**Given exercise:**
Note how many lines hold the string "CAMF" and give that number without any other words.

================================

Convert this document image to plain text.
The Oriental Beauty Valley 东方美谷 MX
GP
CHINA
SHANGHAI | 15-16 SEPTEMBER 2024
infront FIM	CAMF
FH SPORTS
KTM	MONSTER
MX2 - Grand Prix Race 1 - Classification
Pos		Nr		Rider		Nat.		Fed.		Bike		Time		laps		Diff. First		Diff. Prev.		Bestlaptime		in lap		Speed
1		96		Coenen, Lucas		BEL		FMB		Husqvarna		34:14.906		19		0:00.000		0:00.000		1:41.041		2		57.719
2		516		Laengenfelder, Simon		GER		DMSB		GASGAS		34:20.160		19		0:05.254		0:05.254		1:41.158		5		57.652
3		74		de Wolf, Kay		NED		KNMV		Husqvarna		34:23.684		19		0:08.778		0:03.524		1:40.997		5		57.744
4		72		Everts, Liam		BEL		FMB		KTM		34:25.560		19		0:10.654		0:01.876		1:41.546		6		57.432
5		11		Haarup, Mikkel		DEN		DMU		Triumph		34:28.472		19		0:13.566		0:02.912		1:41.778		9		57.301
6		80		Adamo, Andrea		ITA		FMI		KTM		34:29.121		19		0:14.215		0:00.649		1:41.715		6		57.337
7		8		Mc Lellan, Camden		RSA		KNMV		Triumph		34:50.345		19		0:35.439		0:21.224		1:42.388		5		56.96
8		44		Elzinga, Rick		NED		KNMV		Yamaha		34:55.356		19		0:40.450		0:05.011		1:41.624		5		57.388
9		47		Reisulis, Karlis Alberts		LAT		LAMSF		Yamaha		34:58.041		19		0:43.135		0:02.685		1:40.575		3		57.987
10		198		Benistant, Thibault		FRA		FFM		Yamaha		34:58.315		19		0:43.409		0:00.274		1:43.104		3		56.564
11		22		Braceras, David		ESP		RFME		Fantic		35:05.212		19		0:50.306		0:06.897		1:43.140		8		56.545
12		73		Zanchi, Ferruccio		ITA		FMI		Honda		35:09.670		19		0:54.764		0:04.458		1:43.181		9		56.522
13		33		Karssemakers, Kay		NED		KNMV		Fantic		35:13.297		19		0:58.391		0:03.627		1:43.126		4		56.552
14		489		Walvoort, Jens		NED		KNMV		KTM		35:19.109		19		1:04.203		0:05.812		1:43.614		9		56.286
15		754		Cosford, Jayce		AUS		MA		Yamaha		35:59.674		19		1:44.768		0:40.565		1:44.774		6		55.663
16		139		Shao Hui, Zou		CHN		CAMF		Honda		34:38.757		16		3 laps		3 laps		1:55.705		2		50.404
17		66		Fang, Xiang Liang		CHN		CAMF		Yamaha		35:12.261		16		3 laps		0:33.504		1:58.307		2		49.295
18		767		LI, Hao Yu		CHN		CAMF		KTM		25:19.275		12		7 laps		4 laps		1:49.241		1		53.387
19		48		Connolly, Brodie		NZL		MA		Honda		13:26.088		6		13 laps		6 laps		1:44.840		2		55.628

================================

**Full response:**
4